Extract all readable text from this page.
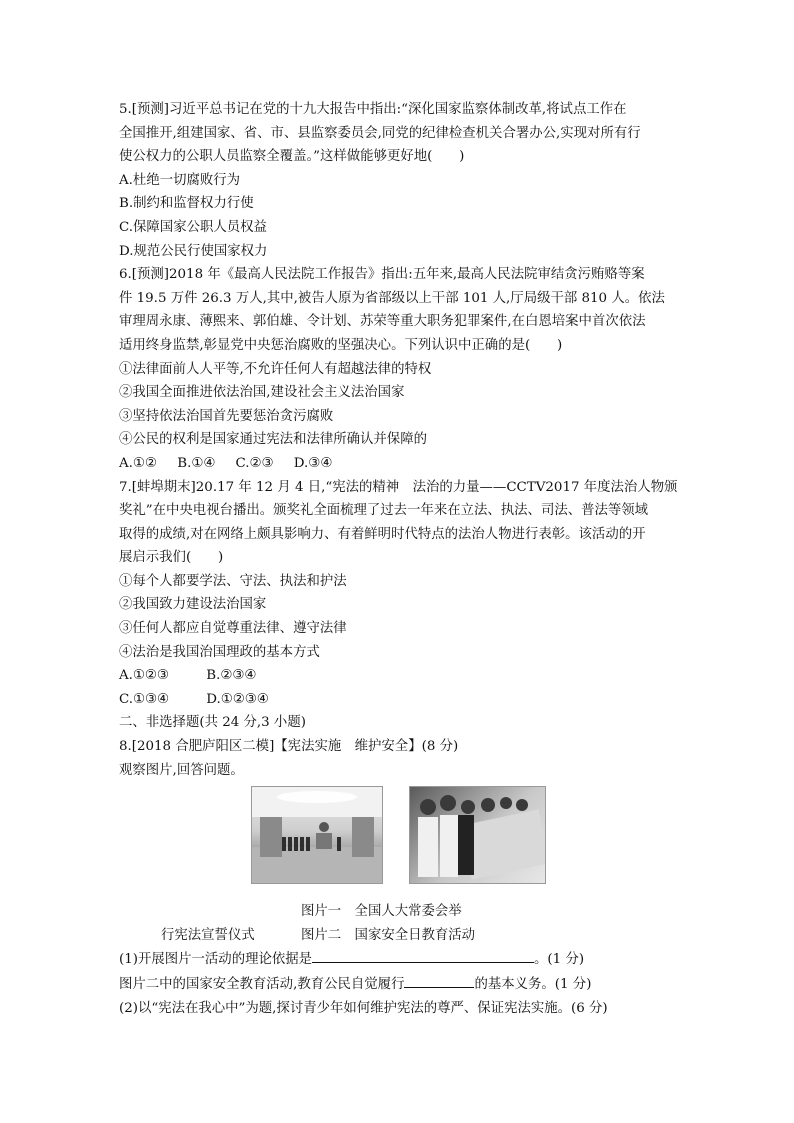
5.[预测]习近平总书记在党的十九大报告中指出:“深化国家监察体制改革,将试点工作在
全国推开,组建国家、省、市、县监察委员会,同党的纪律检查机关合署办公,实现对所有行
使公权力的公职人员监察全覆盖。”这样做能够更好地(　　)
A.杜绝一切腐败行为
B.制约和监督权力行使
C.保障国家公职人员权益
D.规范公民行使国家权力
6.[预测]2018 年《最高人民法院工作报告》指出:五年来,最高人民法院审结贪污贿赂等案
件 19.5 万件 26.3 万人,其中,被告人原为省部级以上干部 101 人,厅局级干部 810 人。依法
审理周永康、薄熙来、郭伯雄、令计划、苏荣等重大职务犯罪案件,在白恩培案中首次依法
适用终身监禁,彰显党中央惩治腐败的坚强决心。下列认识中正确的是(　　)
①法律面前人人平等,不允许任何人有超越法律的特权
②我国全面推进依法治国,建设社会主义法治国家
③坚持依法治国首先要惩治贪污腐败
④公民的权利是国家通过宪法和法律所确认并保障的
A.①② B.①④ C.②③ D.③④
7.[蚌埠期末]20.17 年 12 月 4 日,“宪法的精神　法治的力量——CCTV2017 年度法治人物颁
奖礼”在中央电视台播出。颁奖礼全面梳理了过去一年来在立法、执法、司法、普法等领域
取得的成绩,对在网络上颇具影响力、有着鲜明时代特点的法治人物进行表彰。该活动的开
展启示我们(　　)
①每个人都要学法、守法、执法和护法
②我国致力建设法治国家
③任何人都应自觉尊重法律、遵守法律
④法治是我国治国理政的基本方式
A.①②③	B.②③④
C.①③④	D.①②③④
二、非选择题(共 24 分,3 小题)
8.[2018 合肥庐阳区二模]【宪法实施　维护安全】(8 分)
观察图片,回答问题。
图片一　全国人大常委会举
行宪法宣誓仪式	图片二　国家安全日教育活动
(1)开展图片一活动的理论依据是	。(1 分)
图片二中的国家安全教育活动,教育公民自觉履行	的基本义务。(1 分)
(2)以“宪法在我心中”为题,探讨青少年如何维护宪法的尊严、保证宪法实施。(6 分)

GIVEN REQUEST:
Return the material word for word. Pictures are not part of the copy.

EXERCISE ANSWER:
Extract all readable text from this page.
5.[预测]习近平总书记在党的十九大报告中指出:“深化国家监察体制改革,将试点工作在
全国推开,组建国家、省、市、县监察委员会,同党的纪律检查机关合署办公,实现对所有行
使公权力的公职人员监察全覆盖。”这样做能够更好地(　　)
A.杜绝一切腐败行为
B.制约和监督权力行使
C.保障国家公职人员权益
D.规范公民行使国家权力
6.[预测]2018 年《最高人民法院工作报告》指出:五年来,最高人民法院审结贪污贿赂等案
件 19.5 万件 26.3 万人,其中,被告人原为省部级以上干部 101 人,厅局级干部 810 人。依法
审理周永康、薄熙来、郭伯雄、令计划、苏荣等重大职务犯罪案件,在白恩培案中首次依法
适用终身监禁,彰显党中央惩治腐败的坚强决心。下列认识中正确的是(　　)
①法律面前人人平等,不允许任何人有超越法律的特权
②我国全面推进依法治国,建设社会主义法治国家
③坚持依法治国首先要惩治贪污腐败
④公民的权利是国家通过宪法和法律所确认并保障的
A.①② B.①④ C.②③ D.③④
7.[蚌埠期末]20.17 年 12 月 4 日,“宪法的精神　法治的力量——CCTV2017 年度法治人物颁
奖礼”在中央电视台播出。颁奖礼全面梳理了过去一年来在立法、执法、司法、普法等领域
取得的成绩,对在网络上颇具影响力、有着鲜明时代特点的法治人物进行表彰。该活动的开
展启示我们(　　)
①每个人都要学法、守法、执法和护法
②我国致力建设法治国家
③任何人都应自觉尊重法律、遵守法律
④法治是我国治国理政的基本方式
A.①②③	B.②③④
C.①③④	D.①②③④
二、非选择题(共 24 分,3 小题)
8.[2018 合肥庐阳区二模]【宪法实施　维护安全】(8 分)
观察图片,回答问题。
图片一　全国人大常委会举
行宪法宣誓仪式	图片二　国家安全日教育活动
(1)开展图片一活动的理论依据是	。(1 分)
图片二中的国家安全教育活动,教育公民自觉履行	的基本义务。(1 分)
(2)以“宪法在我心中”为题,探讨青少年如何维护宪法的尊严、保证宪法实施。(6 分)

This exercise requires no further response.